Short task: Copy out the listing below, everything from its first line down to the line containing "data-point bbox=[787, 171, 797, 182]".

Input:

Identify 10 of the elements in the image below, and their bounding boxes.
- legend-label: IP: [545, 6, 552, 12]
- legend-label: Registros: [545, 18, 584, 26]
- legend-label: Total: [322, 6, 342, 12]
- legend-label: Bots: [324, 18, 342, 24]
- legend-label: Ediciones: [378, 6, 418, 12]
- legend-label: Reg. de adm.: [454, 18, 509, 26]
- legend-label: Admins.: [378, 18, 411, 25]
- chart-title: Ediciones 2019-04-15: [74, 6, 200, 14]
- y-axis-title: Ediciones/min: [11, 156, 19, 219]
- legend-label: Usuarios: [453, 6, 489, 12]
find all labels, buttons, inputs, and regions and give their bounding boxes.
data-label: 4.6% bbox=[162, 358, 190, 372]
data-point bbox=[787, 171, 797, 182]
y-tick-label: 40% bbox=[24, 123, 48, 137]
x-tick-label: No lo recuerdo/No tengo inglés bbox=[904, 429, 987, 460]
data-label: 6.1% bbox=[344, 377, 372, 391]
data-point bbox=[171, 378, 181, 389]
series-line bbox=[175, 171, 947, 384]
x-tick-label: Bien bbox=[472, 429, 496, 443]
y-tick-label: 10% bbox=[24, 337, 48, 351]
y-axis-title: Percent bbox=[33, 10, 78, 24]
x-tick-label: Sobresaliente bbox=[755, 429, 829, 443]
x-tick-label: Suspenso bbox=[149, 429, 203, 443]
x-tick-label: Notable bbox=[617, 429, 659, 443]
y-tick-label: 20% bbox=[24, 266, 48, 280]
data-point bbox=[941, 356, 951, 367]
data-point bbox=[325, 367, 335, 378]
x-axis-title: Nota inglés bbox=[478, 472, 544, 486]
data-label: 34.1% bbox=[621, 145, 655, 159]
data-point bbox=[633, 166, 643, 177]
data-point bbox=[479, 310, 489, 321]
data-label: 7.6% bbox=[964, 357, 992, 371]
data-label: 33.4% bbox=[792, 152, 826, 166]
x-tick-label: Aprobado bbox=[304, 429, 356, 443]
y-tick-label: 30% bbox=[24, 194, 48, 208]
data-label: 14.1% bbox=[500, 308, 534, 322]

Result of the task:
Identify 10 of the elements in the image below, and their bounding boxes.
- legend-label: IP: [545, 6, 552, 12]
- legend-label: Registros: [545, 18, 584, 26]
- legend-label: Total: [322, 6, 342, 12]
- legend-label: Bots: [324, 18, 342, 24]
- legend-label: Ediciones: [378, 6, 418, 12]
- legend-label: Reg. de adm.: [454, 18, 509, 26]
- legend-label: Admins.: [378, 18, 411, 25]
- chart-title: Ediciones 2019-04-15: [74, 6, 200, 14]
- y-axis-title: Ediciones/min: [11, 156, 19, 219]
- legend-label: Usuarios: [453, 6, 489, 12]
find all labels, buttons, inputs, and regions and give their bounding boxes.
data-label: 4.6% bbox=[162, 358, 190, 372]
data-point bbox=[787, 171, 797, 182]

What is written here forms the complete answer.